▸ **Listed records**:
※ ※ ※

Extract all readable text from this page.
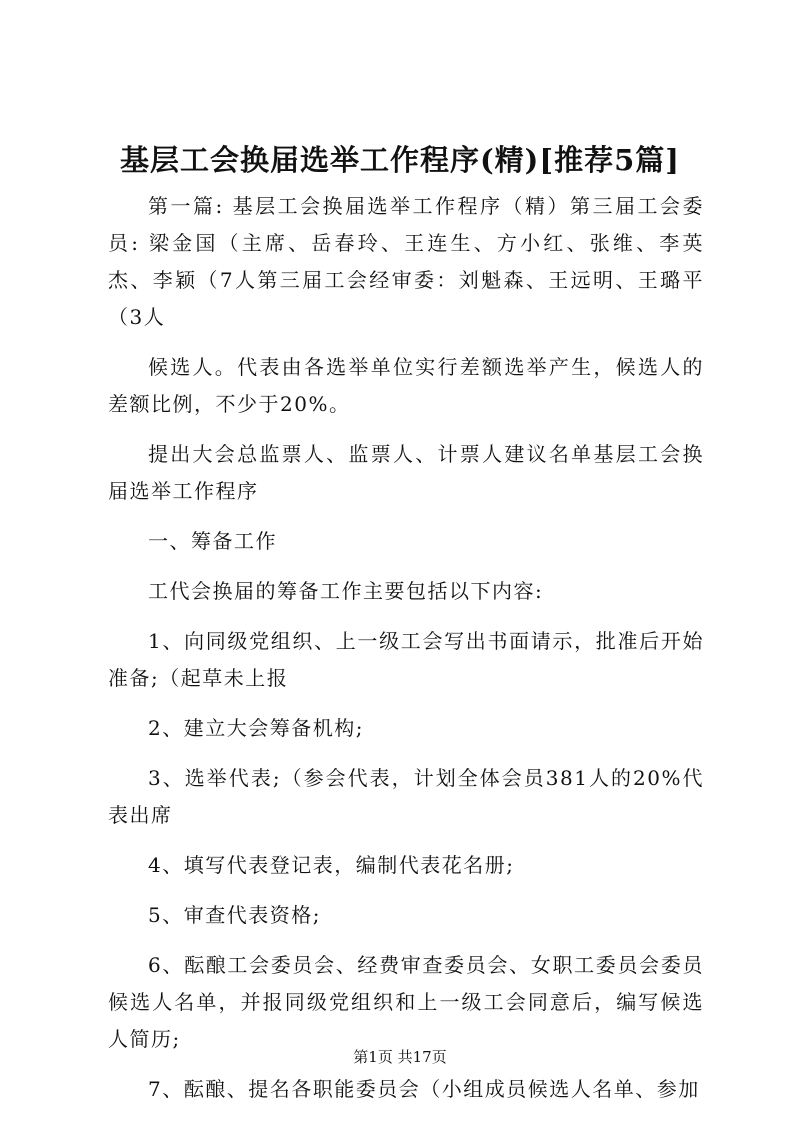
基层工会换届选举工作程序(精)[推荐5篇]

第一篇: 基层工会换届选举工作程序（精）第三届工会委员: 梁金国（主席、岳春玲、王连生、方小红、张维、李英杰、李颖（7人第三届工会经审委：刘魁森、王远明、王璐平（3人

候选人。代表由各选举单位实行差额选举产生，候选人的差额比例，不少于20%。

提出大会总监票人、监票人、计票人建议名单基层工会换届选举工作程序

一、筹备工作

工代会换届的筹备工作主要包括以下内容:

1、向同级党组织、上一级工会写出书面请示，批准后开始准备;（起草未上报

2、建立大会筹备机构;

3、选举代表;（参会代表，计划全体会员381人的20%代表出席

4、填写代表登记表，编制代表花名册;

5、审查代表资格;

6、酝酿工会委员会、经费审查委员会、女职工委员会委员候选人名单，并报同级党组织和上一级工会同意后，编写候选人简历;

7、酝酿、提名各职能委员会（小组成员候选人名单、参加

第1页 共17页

※ ※ ※

▸ **Aim of the exercise**: Every entry must be reproduced exactly, with the images left out.

▸ **Complete output**:
Extract all readable text from this page.
基层工会换届选举工作程序(精)[推荐5篇]

第一篇: 基层工会换届选举工作程序（精）第三届工会委员: 梁金国（主席、岳春玲、王连生、方小红、张维、李英杰、李颖（7人第三届工会经审委：刘魁森、王远明、王璐平（3人

候选人。代表由各选举单位实行差额选举产生，候选人的差额比例，不少于20%。

提出大会总监票人、监票人、计票人建议名单基层工会换届选举工作程序

一、筹备工作

工代会换届的筹备工作主要包括以下内容:

1、向同级党组织、上一级工会写出书面请示，批准后开始准备;（起草未上报

2、建立大会筹备机构;

3、选举代表;（参会代表，计划全体会员381人的20%代表出席

4、填写代表登记表，编制代表花名册;

5、审查代表资格;

6、酝酿工会委员会、经费审查委员会、女职工委员会委员候选人名单，并报同级党组织和上一级工会同意后，编写候选人简历;

7、酝酿、提名各职能委员会（小组成员候选人名单、参加

第1页 共17页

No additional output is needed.